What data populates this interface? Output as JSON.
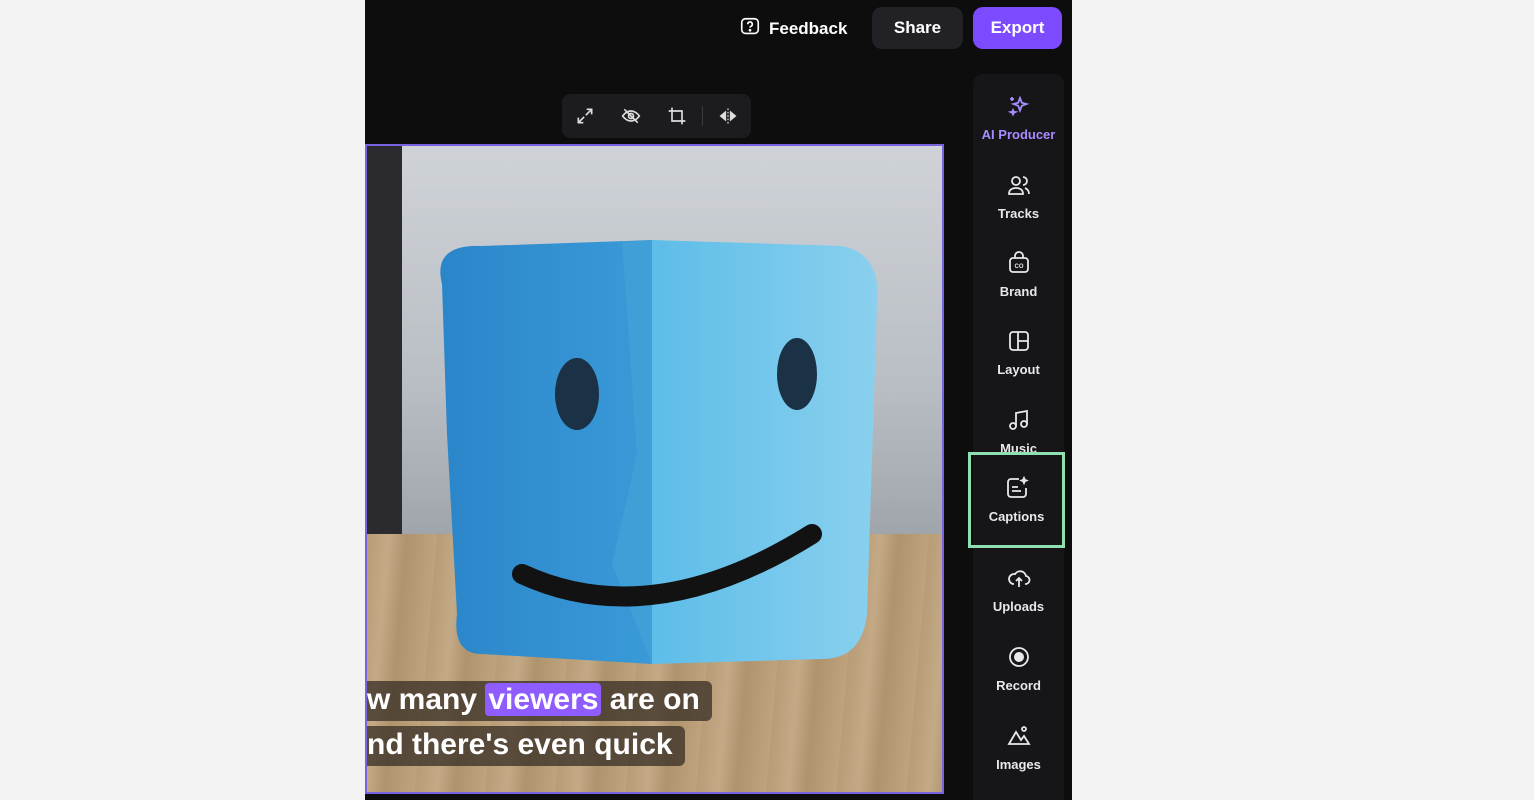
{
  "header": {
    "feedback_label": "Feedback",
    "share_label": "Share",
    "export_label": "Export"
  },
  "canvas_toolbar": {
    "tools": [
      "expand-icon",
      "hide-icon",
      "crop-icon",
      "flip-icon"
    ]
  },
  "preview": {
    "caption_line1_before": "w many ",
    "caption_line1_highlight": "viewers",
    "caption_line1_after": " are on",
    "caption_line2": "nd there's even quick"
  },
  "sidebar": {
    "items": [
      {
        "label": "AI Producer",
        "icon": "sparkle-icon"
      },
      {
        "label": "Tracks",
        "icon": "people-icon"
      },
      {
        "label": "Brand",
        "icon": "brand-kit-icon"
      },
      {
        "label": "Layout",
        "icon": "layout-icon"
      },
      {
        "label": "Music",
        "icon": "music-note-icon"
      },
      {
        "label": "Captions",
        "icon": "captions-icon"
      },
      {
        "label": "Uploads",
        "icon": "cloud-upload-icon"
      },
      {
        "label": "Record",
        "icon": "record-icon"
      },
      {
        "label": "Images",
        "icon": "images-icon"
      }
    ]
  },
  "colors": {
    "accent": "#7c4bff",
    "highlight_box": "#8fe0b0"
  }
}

WHAT YOU NEED TO DO: Pictures in the records should not appear in your copy, but everything else must be transcribed exactly.

RESPONSE TO THIS TASK:
What data populates this interface? Output as JSON.
{
  "header": {
    "feedback_label": "Feedback",
    "share_label": "Share",
    "export_label": "Export"
  },
  "canvas_toolbar": {
    "tools": [
      "expand-icon",
      "hide-icon",
      "crop-icon",
      "flip-icon"
    ]
  },
  "preview": {
    "caption_line1_before": "w many ",
    "caption_line1_highlight": "viewers",
    "caption_line1_after": " are on",
    "caption_line2": "nd there's even quick"
  },
  "sidebar": {
    "items": [
      {
        "label": "AI Producer",
        "icon": "sparkle-icon"
      },
      {
        "label": "Tracks",
        "icon": "people-icon"
      },
      {
        "label": "Brand",
        "icon": "brand-kit-icon"
      },
      {
        "label": "Layout",
        "icon": "layout-icon"
      },
      {
        "label": "Music",
        "icon": "music-note-icon"
      },
      {
        "label": "Captions",
        "icon": "captions-icon"
      },
      {
        "label": "Uploads",
        "icon": "cloud-upload-icon"
      },
      {
        "label": "Record",
        "icon": "record-icon"
      },
      {
        "label": "Images",
        "icon": "images-icon"
      }
    ]
  },
  "colors": {
    "accent": "#7c4bff",
    "highlight_box": "#8fe0b0"
  }
}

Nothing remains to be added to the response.